_WHAT NEEDS TO BE DONE_
Locate the lines where "JSON" occurs and copy them as they stand.

========

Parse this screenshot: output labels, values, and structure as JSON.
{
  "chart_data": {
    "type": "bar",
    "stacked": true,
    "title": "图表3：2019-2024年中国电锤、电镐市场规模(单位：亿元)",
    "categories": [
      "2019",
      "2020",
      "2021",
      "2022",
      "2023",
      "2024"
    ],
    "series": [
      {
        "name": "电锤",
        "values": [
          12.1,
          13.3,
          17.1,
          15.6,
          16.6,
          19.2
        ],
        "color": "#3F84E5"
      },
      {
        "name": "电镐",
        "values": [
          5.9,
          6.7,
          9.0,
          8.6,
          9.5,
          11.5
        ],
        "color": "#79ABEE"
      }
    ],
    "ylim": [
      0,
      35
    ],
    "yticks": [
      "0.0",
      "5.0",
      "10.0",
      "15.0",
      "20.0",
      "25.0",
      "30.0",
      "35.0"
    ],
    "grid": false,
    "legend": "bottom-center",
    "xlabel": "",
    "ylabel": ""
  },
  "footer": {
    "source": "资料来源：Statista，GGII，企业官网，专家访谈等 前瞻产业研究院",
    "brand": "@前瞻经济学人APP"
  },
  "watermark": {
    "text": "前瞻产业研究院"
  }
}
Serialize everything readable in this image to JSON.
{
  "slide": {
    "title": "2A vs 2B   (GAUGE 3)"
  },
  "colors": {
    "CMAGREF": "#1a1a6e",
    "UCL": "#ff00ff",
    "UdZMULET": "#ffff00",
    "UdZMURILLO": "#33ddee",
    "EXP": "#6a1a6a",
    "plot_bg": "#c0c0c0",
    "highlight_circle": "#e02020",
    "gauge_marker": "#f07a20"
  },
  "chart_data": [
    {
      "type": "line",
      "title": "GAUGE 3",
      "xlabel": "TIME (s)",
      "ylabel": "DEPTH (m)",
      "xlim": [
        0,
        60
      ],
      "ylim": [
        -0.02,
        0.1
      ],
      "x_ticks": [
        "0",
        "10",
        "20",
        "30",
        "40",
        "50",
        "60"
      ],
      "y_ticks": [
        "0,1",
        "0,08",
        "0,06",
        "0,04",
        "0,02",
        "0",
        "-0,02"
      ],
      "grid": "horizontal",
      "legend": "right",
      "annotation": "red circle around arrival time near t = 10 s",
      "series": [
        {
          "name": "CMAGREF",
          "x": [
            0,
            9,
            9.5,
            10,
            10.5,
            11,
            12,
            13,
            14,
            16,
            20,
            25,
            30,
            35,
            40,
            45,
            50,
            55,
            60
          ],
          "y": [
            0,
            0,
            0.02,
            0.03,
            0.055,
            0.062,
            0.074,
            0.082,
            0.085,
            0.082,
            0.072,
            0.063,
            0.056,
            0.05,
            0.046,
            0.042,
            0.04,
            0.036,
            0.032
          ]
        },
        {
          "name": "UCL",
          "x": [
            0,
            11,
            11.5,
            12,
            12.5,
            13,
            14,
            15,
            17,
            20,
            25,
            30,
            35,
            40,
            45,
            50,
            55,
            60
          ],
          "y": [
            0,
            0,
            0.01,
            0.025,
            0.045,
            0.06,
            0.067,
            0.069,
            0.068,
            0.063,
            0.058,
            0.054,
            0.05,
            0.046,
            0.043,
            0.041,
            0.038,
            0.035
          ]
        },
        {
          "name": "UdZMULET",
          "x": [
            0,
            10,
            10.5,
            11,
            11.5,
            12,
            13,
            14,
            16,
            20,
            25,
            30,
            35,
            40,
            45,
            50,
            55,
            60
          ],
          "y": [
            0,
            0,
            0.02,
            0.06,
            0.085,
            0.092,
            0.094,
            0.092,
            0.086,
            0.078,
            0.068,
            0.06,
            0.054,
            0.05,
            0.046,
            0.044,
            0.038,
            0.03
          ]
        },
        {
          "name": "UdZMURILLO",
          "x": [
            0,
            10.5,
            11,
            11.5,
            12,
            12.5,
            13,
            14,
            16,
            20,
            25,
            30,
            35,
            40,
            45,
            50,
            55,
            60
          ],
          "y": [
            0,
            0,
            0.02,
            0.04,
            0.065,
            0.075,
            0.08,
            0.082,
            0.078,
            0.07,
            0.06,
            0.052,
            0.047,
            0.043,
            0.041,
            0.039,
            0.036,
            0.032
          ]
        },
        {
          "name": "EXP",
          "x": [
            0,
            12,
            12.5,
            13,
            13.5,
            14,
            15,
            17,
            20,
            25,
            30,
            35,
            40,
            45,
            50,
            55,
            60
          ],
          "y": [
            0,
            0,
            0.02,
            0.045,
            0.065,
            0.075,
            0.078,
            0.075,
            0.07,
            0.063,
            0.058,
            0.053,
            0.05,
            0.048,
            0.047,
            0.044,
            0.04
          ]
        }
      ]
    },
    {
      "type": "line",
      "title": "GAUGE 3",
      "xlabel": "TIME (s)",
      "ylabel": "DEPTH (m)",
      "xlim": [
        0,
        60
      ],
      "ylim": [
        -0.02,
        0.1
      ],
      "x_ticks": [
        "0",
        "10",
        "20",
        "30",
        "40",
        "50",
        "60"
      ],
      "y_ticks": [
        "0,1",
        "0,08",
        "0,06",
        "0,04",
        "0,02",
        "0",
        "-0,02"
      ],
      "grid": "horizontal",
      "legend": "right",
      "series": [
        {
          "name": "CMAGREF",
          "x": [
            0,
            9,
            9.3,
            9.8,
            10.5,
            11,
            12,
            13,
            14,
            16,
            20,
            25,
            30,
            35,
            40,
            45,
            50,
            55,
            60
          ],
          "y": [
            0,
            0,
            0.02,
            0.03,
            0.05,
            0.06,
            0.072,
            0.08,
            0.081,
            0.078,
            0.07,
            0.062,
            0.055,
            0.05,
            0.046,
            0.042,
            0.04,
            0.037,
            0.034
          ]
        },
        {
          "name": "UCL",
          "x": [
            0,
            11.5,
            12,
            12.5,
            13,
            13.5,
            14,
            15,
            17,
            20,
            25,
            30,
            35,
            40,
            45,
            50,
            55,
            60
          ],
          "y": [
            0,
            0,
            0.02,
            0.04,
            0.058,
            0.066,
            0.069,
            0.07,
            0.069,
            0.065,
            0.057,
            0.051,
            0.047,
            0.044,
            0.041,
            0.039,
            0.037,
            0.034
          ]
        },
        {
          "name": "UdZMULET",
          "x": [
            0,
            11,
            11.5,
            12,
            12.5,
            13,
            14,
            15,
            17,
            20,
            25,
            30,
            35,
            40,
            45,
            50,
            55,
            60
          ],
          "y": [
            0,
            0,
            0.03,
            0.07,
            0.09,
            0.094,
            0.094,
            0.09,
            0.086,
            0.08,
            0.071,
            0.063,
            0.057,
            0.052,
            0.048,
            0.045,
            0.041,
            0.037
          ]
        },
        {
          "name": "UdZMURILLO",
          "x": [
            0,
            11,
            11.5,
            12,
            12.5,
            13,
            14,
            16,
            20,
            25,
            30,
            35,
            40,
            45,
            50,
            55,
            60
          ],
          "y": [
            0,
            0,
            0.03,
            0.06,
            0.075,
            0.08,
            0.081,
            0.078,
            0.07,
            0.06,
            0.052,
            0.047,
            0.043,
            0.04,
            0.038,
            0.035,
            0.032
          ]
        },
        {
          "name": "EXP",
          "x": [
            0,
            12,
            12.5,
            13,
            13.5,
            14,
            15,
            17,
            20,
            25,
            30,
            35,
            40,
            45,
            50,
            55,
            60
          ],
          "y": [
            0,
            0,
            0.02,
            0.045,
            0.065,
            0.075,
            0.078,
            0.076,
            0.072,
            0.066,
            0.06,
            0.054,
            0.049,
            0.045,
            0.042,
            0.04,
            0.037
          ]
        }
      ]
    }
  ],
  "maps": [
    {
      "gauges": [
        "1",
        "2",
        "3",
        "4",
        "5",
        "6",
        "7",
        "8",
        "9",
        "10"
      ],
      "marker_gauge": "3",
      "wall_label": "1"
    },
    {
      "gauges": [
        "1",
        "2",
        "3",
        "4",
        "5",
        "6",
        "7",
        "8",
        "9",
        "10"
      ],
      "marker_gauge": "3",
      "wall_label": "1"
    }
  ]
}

========

_RESPONSE BELOW_
Parse this screenshot: output labels, values, and structure as JSON.
Serialize everything readable in this image to JSON.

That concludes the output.